» **Exercise aim**:
What you return should match every record exactly, with the images removed.

» **Supplied material**:
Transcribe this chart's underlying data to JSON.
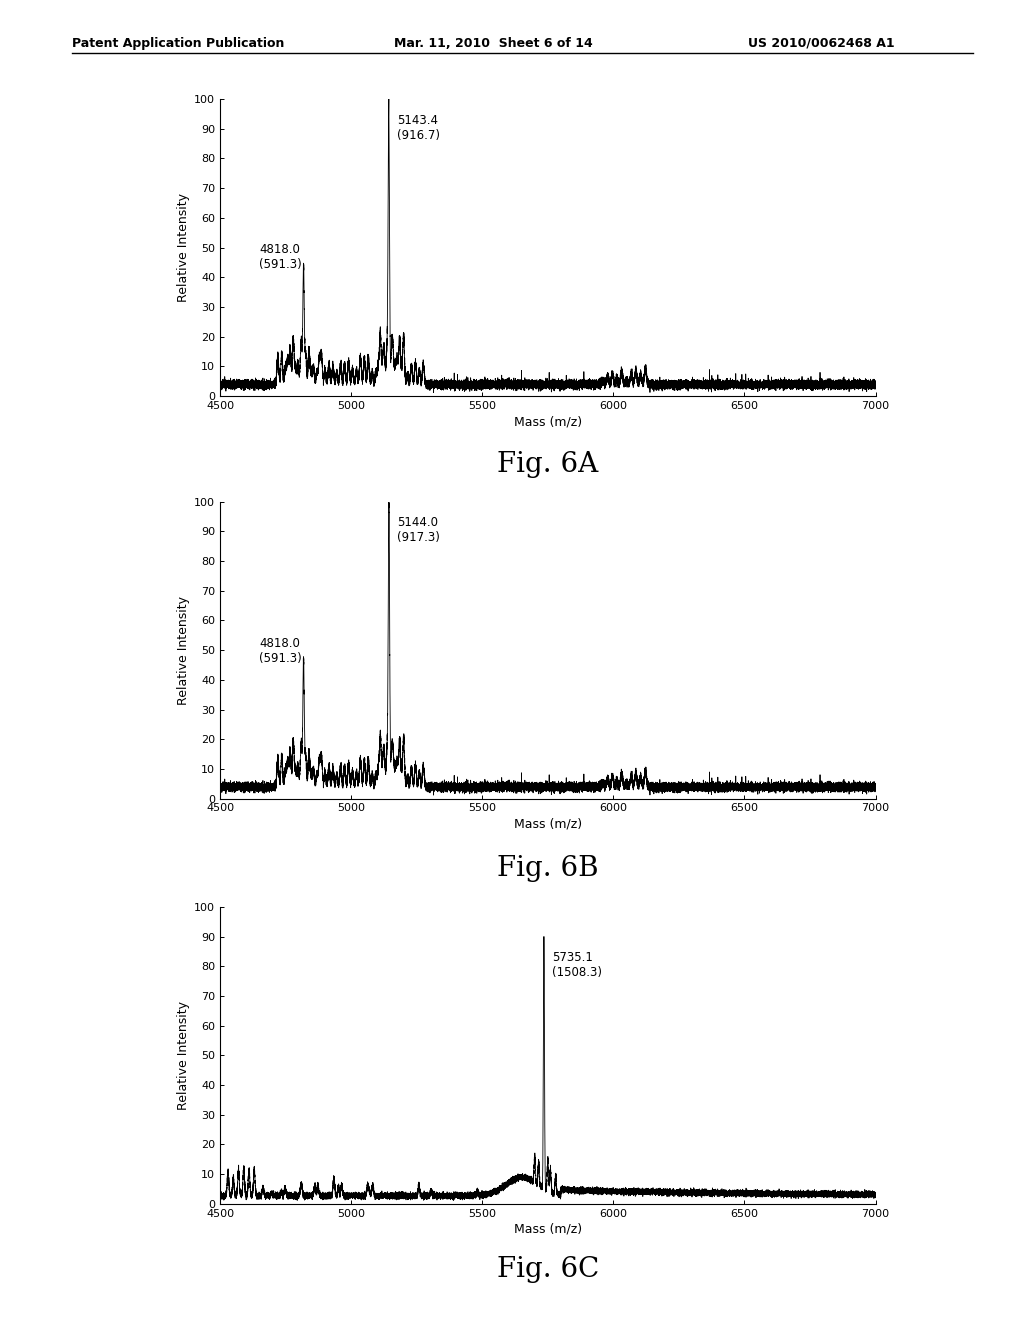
{
  "header_left": "Patent Application Publication",
  "header_mid": "Mar. 11, 2010  Sheet 6 of 14",
  "header_right": "US 2010/0062468 A1",
  "panels": [
    {
      "label": "Fig. 6A",
      "xlabel": "Mass (m/z)",
      "ylabel": "Relative Intensity",
      "xlim": [
        4500,
        7000
      ],
      "ylim": [
        0,
        100
      ],
      "yticks": [
        0,
        10,
        20,
        30,
        40,
        50,
        60,
        70,
        80,
        90,
        100
      ],
      "xticks": [
        4500,
        5000,
        5500,
        6000,
        6500,
        7000
      ],
      "main_peak_x": 5143.4,
      "main_peak_y": 100,
      "main_peak_label": "5143.4\n(916.7)",
      "second_peak_x": 4818.0,
      "second_peak_y": 40,
      "second_peak_label": "4818.0\n(591.3)",
      "panel_type": "6A"
    },
    {
      "label": "Fig. 6B",
      "xlabel": "Mass (m/z)",
      "ylabel": "Relative Intensity",
      "xlim": [
        4500,
        7000
      ],
      "ylim": [
        0,
        100
      ],
      "yticks": [
        0,
        10,
        20,
        30,
        40,
        50,
        60,
        70,
        80,
        90,
        100
      ],
      "xticks": [
        4500,
        5000,
        5500,
        6000,
        6500,
        7000
      ],
      "main_peak_x": 5144.0,
      "main_peak_y": 100,
      "main_peak_label": "5144.0\n(917.3)",
      "second_peak_x": 4818.0,
      "second_peak_y": 43,
      "second_peak_label": "4818.0\n(591.3)",
      "panel_type": "6B"
    },
    {
      "label": "Fig. 6C",
      "xlabel": "Mass (m/z)",
      "ylabel": "Relative Intensity",
      "xlim": [
        4500,
        7000
      ],
      "ylim": [
        0,
        100
      ],
      "yticks": [
        0,
        10,
        20,
        30,
        40,
        50,
        60,
        70,
        80,
        90,
        100
      ],
      "xticks": [
        4500,
        5000,
        5500,
        6000,
        6500,
        7000
      ],
      "main_peak_x": 5735.1,
      "main_peak_y": 90,
      "main_peak_label": "5735.1\n(1508.3)",
      "second_peak_x": null,
      "second_peak_y": null,
      "second_peak_label": null,
      "panel_type": "6C"
    }
  ],
  "background_color": "#ffffff",
  "line_color": "#000000",
  "fig_label_fontsize": 20,
  "axis_label_fontsize": 9,
  "tick_fontsize": 8,
  "annotation_fontsize": 8.5
}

» **Written answer**:
Transcribe this chart's underlying data to JSON.
{
  "header_left": "Patent Application Publication",
  "header_mid": "Mar. 11, 2010  Sheet 6 of 14",
  "header_right": "US 2010/0062468 A1",
  "panels": [
    {
      "label": "Fig. 6A",
      "xlabel": "Mass (m/z)",
      "ylabel": "Relative Intensity",
      "xlim": [
        4500,
        7000
      ],
      "ylim": [
        0,
        100
      ],
      "yticks": [
        0,
        10,
        20,
        30,
        40,
        50,
        60,
        70,
        80,
        90,
        100
      ],
      "xticks": [
        4500,
        5000,
        5500,
        6000,
        6500,
        7000
      ],
      "main_peak_x": 5143.4,
      "main_peak_y": 100,
      "main_peak_label": "5143.4\n(916.7)",
      "second_peak_x": 4818.0,
      "second_peak_y": 40,
      "second_peak_label": "4818.0\n(591.3)",
      "panel_type": "6A"
    },
    {
      "label": "Fig. 6B",
      "xlabel": "Mass (m/z)",
      "ylabel": "Relative Intensity",
      "xlim": [
        4500,
        7000
      ],
      "ylim": [
        0,
        100
      ],
      "yticks": [
        0,
        10,
        20,
        30,
        40,
        50,
        60,
        70,
        80,
        90,
        100
      ],
      "xticks": [
        4500,
        5000,
        5500,
        6000,
        6500,
        7000
      ],
      "main_peak_x": 5144.0,
      "main_peak_y": 100,
      "main_peak_label": "5144.0\n(917.3)",
      "second_peak_x": 4818.0,
      "second_peak_y": 43,
      "second_peak_label": "4818.0\n(591.3)",
      "panel_type": "6B"
    },
    {
      "label": "Fig. 6C",
      "xlabel": "Mass (m/z)",
      "ylabel": "Relative Intensity",
      "xlim": [
        4500,
        7000
      ],
      "ylim": [
        0,
        100
      ],
      "yticks": [
        0,
        10,
        20,
        30,
        40,
        50,
        60,
        70,
        80,
        90,
        100
      ],
      "xticks": [
        4500,
        5000,
        5500,
        6000,
        6500,
        7000
      ],
      "main_peak_x": 5735.1,
      "main_peak_y": 90,
      "main_peak_label": "5735.1\n(1508.3)",
      "second_peak_x": null,
      "second_peak_y": null,
      "second_peak_label": null,
      "panel_type": "6C"
    }
  ],
  "background_color": "#ffffff",
  "line_color": "#000000",
  "fig_label_fontsize": 20,
  "axis_label_fontsize": 9,
  "tick_fontsize": 8,
  "annotation_fontsize": 8.5
}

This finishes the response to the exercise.